#### EXERCISE BRIEF:
Copy out every line that contains the word "meta".

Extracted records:
┄┄┄┄┄┄┄┄┄┄
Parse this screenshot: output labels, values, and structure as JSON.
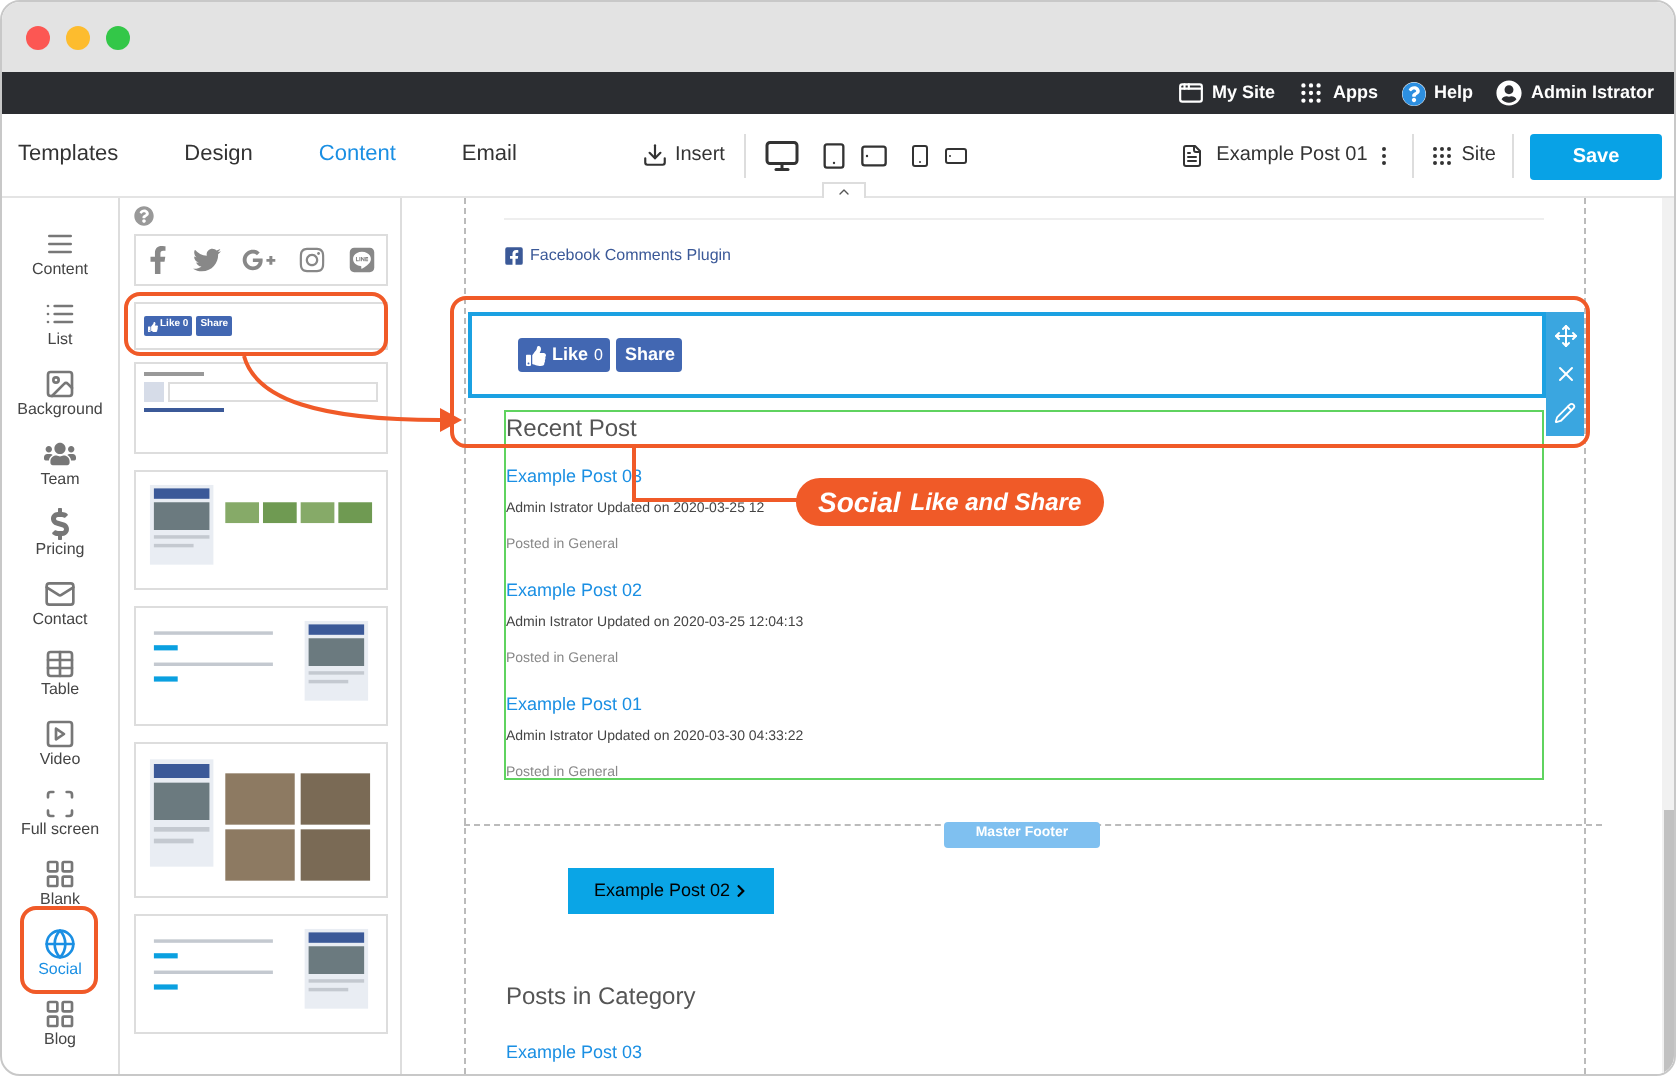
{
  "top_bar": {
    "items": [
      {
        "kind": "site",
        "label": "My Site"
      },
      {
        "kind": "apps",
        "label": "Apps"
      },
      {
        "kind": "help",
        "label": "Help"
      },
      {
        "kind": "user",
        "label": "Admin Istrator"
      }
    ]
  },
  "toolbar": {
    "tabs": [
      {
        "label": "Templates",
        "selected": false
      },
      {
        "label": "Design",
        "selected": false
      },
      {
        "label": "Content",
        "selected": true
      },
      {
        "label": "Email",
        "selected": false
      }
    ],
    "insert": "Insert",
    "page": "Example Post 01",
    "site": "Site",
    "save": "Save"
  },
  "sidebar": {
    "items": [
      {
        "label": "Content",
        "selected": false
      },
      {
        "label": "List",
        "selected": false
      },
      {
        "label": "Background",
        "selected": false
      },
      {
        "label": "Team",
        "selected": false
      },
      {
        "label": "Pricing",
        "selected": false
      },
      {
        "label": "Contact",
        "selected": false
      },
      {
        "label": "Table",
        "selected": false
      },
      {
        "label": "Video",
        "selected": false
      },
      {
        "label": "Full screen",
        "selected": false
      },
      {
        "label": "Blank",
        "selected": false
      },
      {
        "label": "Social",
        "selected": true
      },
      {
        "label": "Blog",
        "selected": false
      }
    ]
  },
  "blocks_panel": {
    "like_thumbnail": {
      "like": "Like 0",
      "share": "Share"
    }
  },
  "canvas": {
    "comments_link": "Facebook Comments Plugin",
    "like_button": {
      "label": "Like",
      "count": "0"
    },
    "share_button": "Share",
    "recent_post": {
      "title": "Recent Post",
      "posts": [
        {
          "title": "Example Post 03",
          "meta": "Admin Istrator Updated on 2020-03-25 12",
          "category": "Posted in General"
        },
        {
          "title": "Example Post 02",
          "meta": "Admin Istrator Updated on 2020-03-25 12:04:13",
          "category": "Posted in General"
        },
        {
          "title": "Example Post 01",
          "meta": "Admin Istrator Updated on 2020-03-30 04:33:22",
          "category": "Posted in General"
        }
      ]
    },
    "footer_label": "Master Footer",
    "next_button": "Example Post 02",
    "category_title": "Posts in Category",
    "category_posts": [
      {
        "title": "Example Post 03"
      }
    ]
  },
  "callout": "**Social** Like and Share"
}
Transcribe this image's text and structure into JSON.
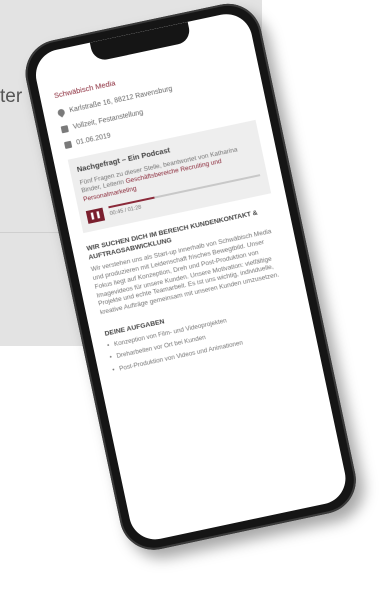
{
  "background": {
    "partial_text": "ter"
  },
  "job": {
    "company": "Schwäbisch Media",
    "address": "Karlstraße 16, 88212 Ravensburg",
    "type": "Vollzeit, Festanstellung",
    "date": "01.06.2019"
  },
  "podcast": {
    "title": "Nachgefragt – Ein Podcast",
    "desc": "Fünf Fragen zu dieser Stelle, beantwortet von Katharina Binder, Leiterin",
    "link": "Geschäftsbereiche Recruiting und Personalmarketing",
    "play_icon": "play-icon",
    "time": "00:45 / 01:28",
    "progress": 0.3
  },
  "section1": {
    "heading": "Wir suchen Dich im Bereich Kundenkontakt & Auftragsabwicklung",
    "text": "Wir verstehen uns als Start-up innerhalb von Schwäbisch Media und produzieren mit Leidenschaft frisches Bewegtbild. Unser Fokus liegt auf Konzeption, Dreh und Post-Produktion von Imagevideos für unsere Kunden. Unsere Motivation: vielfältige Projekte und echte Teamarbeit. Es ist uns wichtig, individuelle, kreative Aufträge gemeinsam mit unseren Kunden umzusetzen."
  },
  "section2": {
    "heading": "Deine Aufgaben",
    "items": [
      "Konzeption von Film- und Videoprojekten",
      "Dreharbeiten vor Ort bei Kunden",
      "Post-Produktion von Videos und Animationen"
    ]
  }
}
┄┄┄┄┄┄┄┄┄┄
#### SOLUTION FOR THIS TASK:
          "meta": "Admin Istrator Updated on 2020-03-25 12",
          "meta": "Admin Istrator Updated on 2020-03-25 12:04:13",
          "meta": "Admin Istrator Updated on 2020-03-30 04:33:22",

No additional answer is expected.